[begin Data for this exercise]

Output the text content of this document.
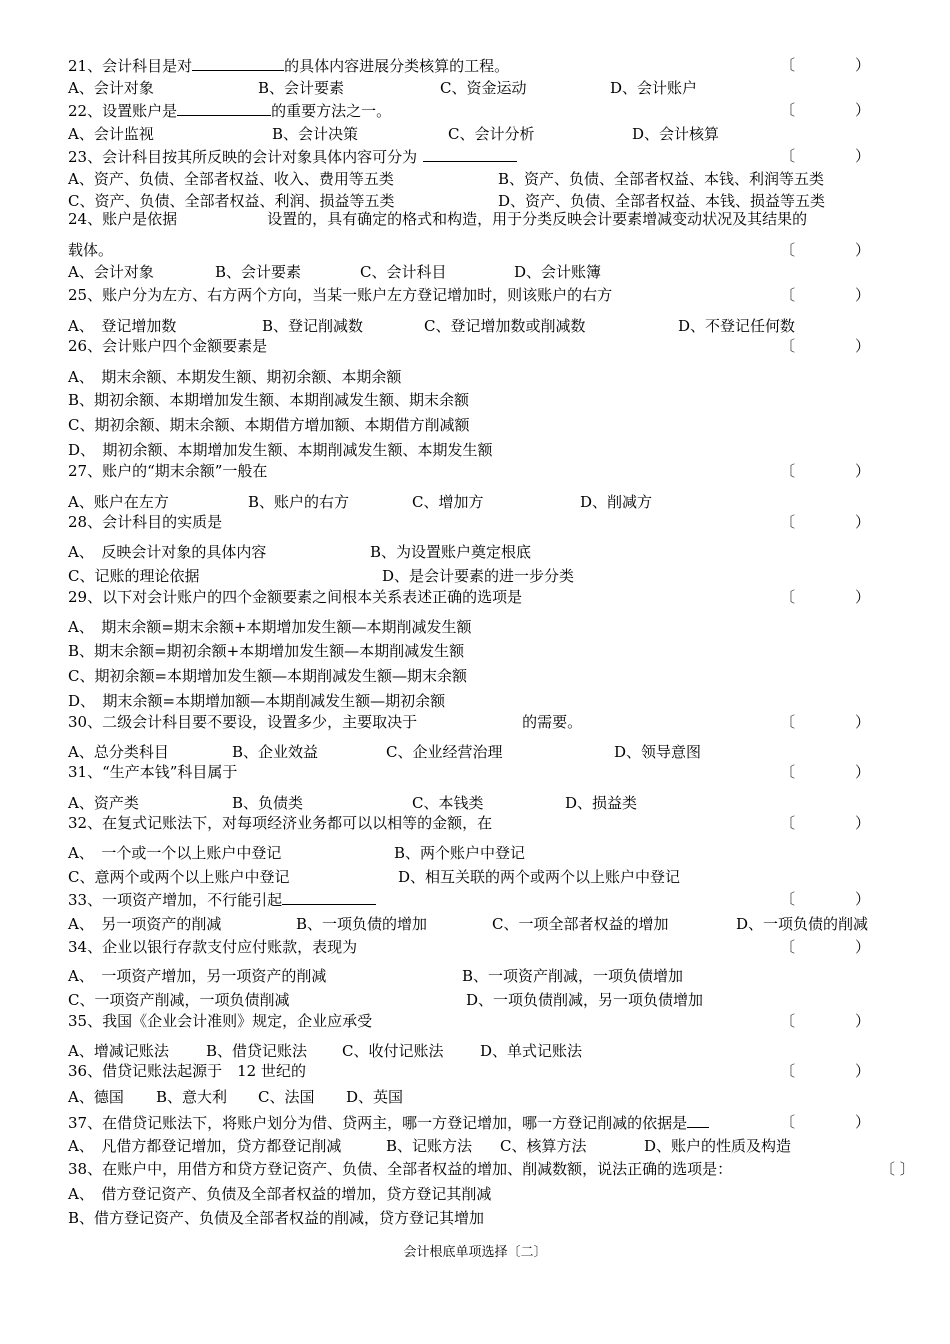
21、会计科目是对	的具体内容进展分类核算的工程。	〔　　　　）
A、会计对象	B、会计要素	C、资金运动	D、会计账户
22、设置账户是	的重要方法之一。	〔　　　　）
A、会计监视	B、会计决策	C、会计分析	D、会计核算
23、会计科目按其所反映的会计对象具体内容可分为	〔　　　　）
A、资产、负债、全部者权益、收入、费用等五类	B、资产、负债、全部者权益、本钱、利润等五类
C、资产、负债、全部者权益、利润、损益等五类	D、资产、负债、全部者权益、本钱、损益等五类
24、账户是依据　　　　　　设置的，具有确定的格式和构造，用于分类反映会计要素增减变动状况及其结果的
载体。	〔　　　　）
A、会计对象	B、会计要素	C、会计科目	D、会计账簿
25、账户分为左方、右方两个方向，当某一账户左方登记增加时，则该账户的右方	〔　　　　）
A、　登记增加数	B、登记削减数	C、登记增加数或削减数	D、不登记任何数
26、会计账户四个金额要素是	〔　　　　）
A、　期末余额、本期发生额、期初余额、本期余额
B、期初余额、本期增加发生额、本期削减发生额、期末余额
C、期初余额、期末余额、本期借方增加额、本期借方削减额
D、　期初余额、本期增加发生额、本期削减发生额、本期发生额
27、账户的“期末余额”一般在	〔　　　　）
A、账户在左方	B、账户的右方	C、增加方	D、削减方
28、会计科目的实质是	〔　　　　）
A、　反映会计对象的具体内容	B、为设置账户奠定根底
C、记账的理论依据	D、是会计要素的进一步分类
29、以下对会计账户的四个金额要素之间根本关系表述正确的选项是	〔　　　　）
A、　期末余额=期末余额+本期增加发生额—本期削减发生额
B、期末余额=期初余额+本期增加发生额—本期削减发生额
C、期初余额=本期增加发生额—本期削减发生额—期末余额
D、　期末余额=本期增加额—本期削减发生额—期初余额
30、二级会计科目要不要设，设置多少，主要取决于　　　　　　　的需要。	〔　　　　）
A、总分类科目	B、企业效益	C、企业经营治理	D、领导意图
31、“生产本钱”科目属于	〔　　　　）
A、资产类	B、负债类	C、本钱类	D、损益类
32、在复式记账法下，对每项经济业务都可以以相等的金额，在	〔　　　　）
A、　一个或一个以上账户中登记	B、两个账户中登记
C、意两个或两个以上账户中登记	D、相互关联的两个或两个以上账户中登记
33、一项资产增加，不行能引起	〔　　　　）
A、　另一项资产的削减	B、一项负债的增加	C、一项全部者权益的增加	D、一项负债的削减
34、企业以银行存款支付应付账款，表现为	〔　　　　）
A、　一项资产增加，另一项资产的削减	B、一项资产削减，一项负债增加
C、一项资产削减，一项负债削减	D、一项负债削减，另一项负债增加
35、我国《企业会计准则》规定，企业应承受	〔　　　　）
A、增减记账法 B、借贷记账法 C、收付记账法 D、单式记账法
36、借贷记账法起源于　12 世纪的	〔　　　　）
A、德国 B、意大利 C、法国 D、英国
37、在借贷记账法下，将账户划分为借、贷两主，哪一方登记增加，哪一方登记削减的依据是	〔　　　　）
A、　凡借方都登记增加，贷方都登记削减	B、记账方法 C、核算方法	D、账户的性质及构造
38、在账户中，用借方和贷方登记资产、负债、全部者权益的增加、削减数额，说法正确的选项是：	〔 〕
A、　借方登记资产、负债及全部者权益的增加，贷方登记其削减
B、借方登记资产、负债及全部者权益的削减，贷方登记其增加
会计根底单项选择〔二〕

[end Data for this exercise]

Look through the data above. Find each line with the string "一项资产削减" and copy it.

A、　一项资产增加，另一项资产的削减	B、一项资产削减，一项负债增加
C、一项资产削减，一项负债削减	D、一项负债削减，另一项负债增加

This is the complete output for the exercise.